## [THE TASK]
Every record must be transcribed in its entirety, apart from the images, which are to be omitted.
++++ EXTRACTED RECORDS
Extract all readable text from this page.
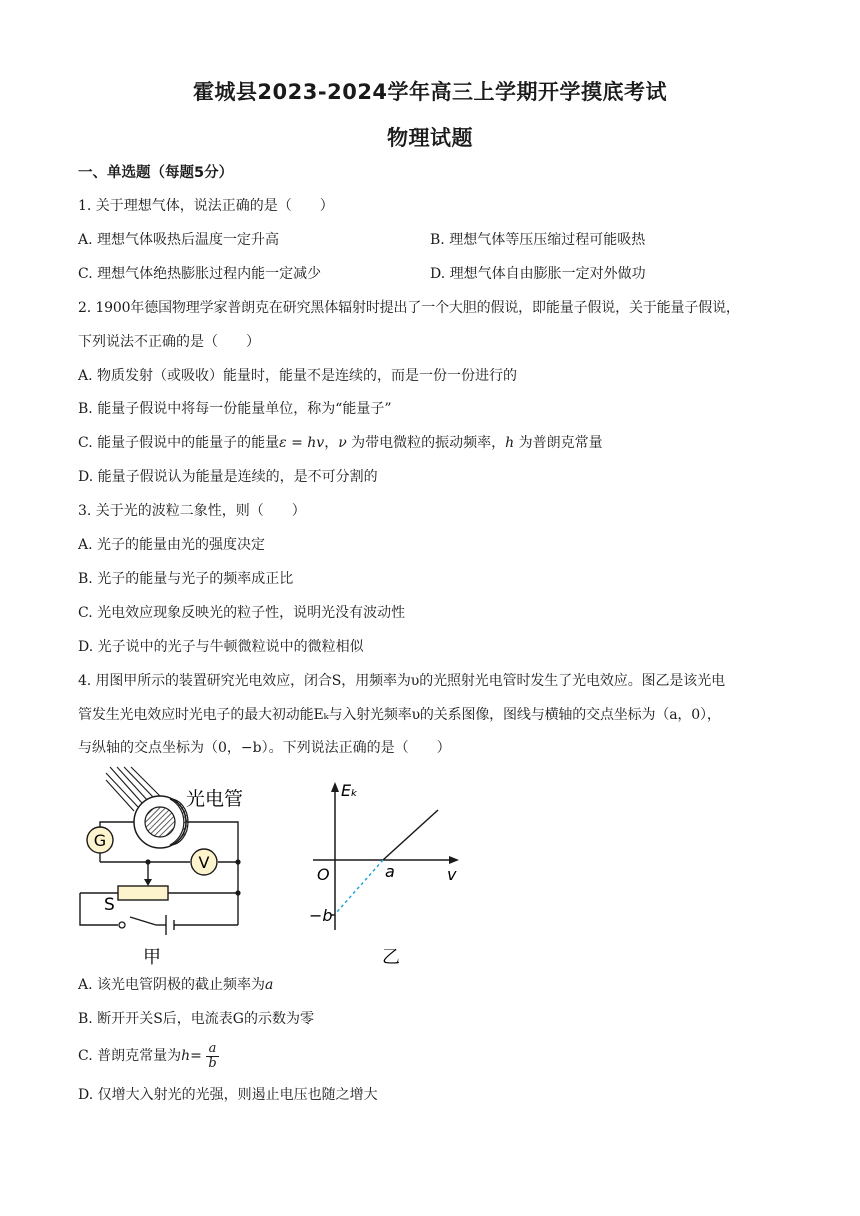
霍城县2023-2024学年高三上学期开学摸底考试
物理试题
一、单选题（每题5分）
1. 关于理想气体，说法正确的是（　　）
A. 理想气体吸热后温度一定升高	B. 理想气体等压压缩过程可能吸热
C. 理想气体绝热膨胀过程内能一定减少	D. 理想气体自由膨胀一定对外做功
2. 1900年德国物理学家普朗克在研究黑体辐射时提出了一个大胆的假说，即能量子假说，关于能量子假说，
下列说法不正确的是（　　）
A. 物质发射（或吸收）能量时，能量不是连续的，而是一份一份进行的
B. 能量子假说中将每一份能量单位，称为“能量子”
C. 能量子假说中的能量子的能量ε = hv，ν 为带电微粒的振动频率，h 为普朗克常量
D. 能量子假说认为能量是连续的，是不可分割的
3. 关于光的波粒二象性，则（　　）
A. 光子的能量由光的强度决定
B. 光子的能量与光子的频率成正比
C. 光电效应现象反映光的粒子性，说明光没有波动性
D. 光子说中的光子与牛顿微粒说中的微粒相似
4. 用图甲所示的装置研究光电效应，闭合S，用频率为υ的光照射光电管时发生了光电效应。图乙是该光电
管发生光电效应时光电子的最大初动能Eₖ与入射光频率υ的关系图像，图线与横轴的交点坐标为（a，0），
与纵轴的交点坐标为（0，−b）。下列说法正确的是（　　）
光电管
S
G
V
甲
Eₖ
v
O	a
−b
乙
A. 该光电管阴极的截止频率为a
B. 断开开关S后，电流表G的示数为零
C. 普朗克常量为$h= \frac{a}{b}$
D. 仅增大入射光的光强，则遏止电压也随之增大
++++++++
## [ANSWER TO THE PROBLEM]
Extract all readable text from this page.
霍城县2023-2024学年高三上学期开学摸底考试
物理试题
一、单选题（每题5分）
1. 关于理想气体，说法正确的是（　　）
A. 理想气体吸热后温度一定升高	B. 理想气体等压压缩过程可能吸热
C. 理想气体绝热膨胀过程内能一定减少	D. 理想气体自由膨胀一定对外做功
2. 1900年德国物理学家普朗克在研究黑体辐射时提出了一个大胆的假说，即能量子假说，关于能量子假说，
下列说法不正确的是（　　）
A. 物质发射（或吸收）能量时，能量不是连续的，而是一份一份进行的
B. 能量子假说中将每一份能量单位，称为“能量子”
C. 能量子假说中的能量子的能量ε = hv，ν 为带电微粒的振动频率，h 为普朗克常量
D. 能量子假说认为能量是连续的，是不可分割的
3. 关于光的波粒二象性，则（　　）
A. 光子的能量由光的强度决定
B. 光子的能量与光子的频率成正比
C. 光电效应现象反映光的粒子性，说明光没有波动性
D. 光子说中的光子与牛顿微粒说中的微粒相似
4. 用图甲所示的装置研究光电效应，闭合S，用频率为υ的光照射光电管时发生了光电效应。图乙是该光电
管发生光电效应时光电子的最大初动能Eₖ与入射光频率υ的关系图像，图线与横轴的交点坐标为（a，0），
与纵轴的交点坐标为（0，−b）。下列说法正确的是（　　）
光电管
S
G
V
甲
Eₖ
v
O	a
−b
乙
A. 该光电管阴极的截止频率为a
B. 断开开关S后，电流表G的示数为零
C. 普朗克常量为$h= \frac{a}{b}$
D. 仅增大入射光的光强，则遏止电压也随之增大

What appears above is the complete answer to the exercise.